▶ What the exercise asks:
Filter the listing and keep only the lines with the word "name".

▶ Chart and figure data:
§

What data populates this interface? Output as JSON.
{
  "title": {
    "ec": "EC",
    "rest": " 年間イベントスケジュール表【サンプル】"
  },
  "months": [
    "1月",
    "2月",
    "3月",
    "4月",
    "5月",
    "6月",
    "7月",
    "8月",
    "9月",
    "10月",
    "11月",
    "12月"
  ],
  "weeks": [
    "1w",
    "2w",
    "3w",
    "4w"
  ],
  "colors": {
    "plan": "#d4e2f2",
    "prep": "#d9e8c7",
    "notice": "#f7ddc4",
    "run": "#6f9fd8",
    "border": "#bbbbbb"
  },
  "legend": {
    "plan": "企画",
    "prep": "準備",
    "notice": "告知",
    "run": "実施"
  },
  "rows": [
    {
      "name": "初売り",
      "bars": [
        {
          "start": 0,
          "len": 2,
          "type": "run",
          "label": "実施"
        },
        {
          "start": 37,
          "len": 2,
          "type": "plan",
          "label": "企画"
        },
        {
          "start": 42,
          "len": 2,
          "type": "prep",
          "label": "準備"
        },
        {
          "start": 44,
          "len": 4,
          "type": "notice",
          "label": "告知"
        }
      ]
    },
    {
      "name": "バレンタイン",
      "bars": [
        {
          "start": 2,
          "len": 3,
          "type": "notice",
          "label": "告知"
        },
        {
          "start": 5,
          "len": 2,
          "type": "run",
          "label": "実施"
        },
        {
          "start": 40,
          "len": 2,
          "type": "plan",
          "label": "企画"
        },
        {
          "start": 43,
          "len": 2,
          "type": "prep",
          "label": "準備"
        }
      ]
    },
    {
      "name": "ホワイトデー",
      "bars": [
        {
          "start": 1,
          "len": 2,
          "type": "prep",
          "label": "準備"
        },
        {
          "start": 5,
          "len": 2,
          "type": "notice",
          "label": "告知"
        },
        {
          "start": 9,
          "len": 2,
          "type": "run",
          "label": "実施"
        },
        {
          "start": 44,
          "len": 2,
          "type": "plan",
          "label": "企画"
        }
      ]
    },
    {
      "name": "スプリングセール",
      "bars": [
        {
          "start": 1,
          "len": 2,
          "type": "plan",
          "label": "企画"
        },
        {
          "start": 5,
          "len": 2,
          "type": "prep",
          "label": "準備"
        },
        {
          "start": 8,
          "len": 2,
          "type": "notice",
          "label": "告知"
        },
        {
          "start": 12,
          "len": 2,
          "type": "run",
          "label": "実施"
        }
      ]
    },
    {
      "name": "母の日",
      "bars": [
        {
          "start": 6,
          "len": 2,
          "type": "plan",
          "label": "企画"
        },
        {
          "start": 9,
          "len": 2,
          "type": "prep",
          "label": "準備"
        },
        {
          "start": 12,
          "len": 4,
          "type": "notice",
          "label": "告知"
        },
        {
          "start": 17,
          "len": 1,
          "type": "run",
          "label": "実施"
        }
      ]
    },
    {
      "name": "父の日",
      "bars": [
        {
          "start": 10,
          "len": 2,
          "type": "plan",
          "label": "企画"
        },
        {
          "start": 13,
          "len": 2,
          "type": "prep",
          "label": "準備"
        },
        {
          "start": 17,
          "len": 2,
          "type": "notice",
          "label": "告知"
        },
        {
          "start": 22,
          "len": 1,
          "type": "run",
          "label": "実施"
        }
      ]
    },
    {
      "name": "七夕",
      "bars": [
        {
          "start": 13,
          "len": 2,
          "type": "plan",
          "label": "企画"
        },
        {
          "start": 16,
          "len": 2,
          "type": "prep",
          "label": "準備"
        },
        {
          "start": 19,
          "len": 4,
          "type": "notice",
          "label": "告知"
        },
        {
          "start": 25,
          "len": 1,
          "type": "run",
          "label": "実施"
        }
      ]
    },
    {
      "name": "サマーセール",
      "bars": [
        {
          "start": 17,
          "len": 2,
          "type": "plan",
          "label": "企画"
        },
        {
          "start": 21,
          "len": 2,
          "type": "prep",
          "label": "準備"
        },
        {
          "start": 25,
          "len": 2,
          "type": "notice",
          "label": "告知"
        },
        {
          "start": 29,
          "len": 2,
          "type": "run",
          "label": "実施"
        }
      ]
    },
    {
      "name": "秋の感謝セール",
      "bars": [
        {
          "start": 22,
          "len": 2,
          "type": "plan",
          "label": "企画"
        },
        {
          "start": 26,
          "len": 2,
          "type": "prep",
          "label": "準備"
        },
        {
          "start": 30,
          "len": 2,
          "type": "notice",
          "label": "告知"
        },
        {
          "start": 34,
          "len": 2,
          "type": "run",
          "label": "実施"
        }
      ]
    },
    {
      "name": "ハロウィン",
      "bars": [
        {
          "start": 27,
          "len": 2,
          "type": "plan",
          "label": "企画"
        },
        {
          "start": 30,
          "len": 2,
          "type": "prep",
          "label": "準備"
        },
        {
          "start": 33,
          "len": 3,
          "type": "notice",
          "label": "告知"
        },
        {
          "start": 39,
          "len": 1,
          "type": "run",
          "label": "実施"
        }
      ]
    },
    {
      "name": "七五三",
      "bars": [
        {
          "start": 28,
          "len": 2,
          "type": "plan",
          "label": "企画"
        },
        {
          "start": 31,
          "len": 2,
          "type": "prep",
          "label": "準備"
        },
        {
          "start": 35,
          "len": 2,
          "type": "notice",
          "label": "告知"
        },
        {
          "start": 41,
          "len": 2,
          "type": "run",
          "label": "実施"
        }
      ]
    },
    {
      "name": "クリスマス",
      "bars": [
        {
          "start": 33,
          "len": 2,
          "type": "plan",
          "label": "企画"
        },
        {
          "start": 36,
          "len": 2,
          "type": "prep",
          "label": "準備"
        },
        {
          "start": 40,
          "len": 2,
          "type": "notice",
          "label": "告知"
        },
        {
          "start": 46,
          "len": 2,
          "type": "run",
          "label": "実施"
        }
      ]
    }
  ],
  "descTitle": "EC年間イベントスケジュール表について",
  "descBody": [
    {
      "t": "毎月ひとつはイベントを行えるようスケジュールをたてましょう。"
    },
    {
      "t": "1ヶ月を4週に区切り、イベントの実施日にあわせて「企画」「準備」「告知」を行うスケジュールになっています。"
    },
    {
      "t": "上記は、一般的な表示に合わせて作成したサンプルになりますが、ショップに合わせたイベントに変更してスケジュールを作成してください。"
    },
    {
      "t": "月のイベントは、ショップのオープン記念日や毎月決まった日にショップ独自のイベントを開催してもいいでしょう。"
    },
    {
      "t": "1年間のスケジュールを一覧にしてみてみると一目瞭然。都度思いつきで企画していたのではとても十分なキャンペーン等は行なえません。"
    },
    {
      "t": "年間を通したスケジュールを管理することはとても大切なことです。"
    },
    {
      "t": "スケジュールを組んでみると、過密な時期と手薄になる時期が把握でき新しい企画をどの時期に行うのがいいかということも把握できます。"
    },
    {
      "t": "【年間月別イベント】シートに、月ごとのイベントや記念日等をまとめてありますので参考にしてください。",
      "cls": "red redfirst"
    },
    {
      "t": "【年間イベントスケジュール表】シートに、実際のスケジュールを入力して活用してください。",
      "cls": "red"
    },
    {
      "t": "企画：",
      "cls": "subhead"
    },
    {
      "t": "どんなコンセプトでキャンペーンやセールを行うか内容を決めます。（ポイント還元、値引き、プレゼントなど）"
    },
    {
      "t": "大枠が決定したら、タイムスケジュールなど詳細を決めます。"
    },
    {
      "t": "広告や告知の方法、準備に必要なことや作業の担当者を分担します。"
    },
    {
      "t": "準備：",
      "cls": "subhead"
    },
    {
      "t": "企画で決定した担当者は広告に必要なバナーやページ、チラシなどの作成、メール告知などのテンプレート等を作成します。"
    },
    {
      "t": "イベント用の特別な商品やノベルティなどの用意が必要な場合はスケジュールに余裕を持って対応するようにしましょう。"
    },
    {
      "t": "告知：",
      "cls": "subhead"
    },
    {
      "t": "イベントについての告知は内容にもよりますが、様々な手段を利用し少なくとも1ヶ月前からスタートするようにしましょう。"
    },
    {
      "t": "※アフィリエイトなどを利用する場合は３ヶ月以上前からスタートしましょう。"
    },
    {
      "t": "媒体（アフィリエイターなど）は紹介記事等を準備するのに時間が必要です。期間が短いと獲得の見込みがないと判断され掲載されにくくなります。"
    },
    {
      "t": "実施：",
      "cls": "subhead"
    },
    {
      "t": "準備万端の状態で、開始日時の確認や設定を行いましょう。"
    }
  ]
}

§

▶ Correct answer:
      "name": "初売り",
      "name": "バレンタイン",
      "name": "ホワイトデー",
      "name": "スプリングセール",
      "name": "母の日",
      "name": "父の日",
      "name": "七夕",
      "name": "サマーセール",
      "name": "秋の感謝セール",
      "name": "ハロウィン",
      "name": "七五三",
      "name": "クリスマス",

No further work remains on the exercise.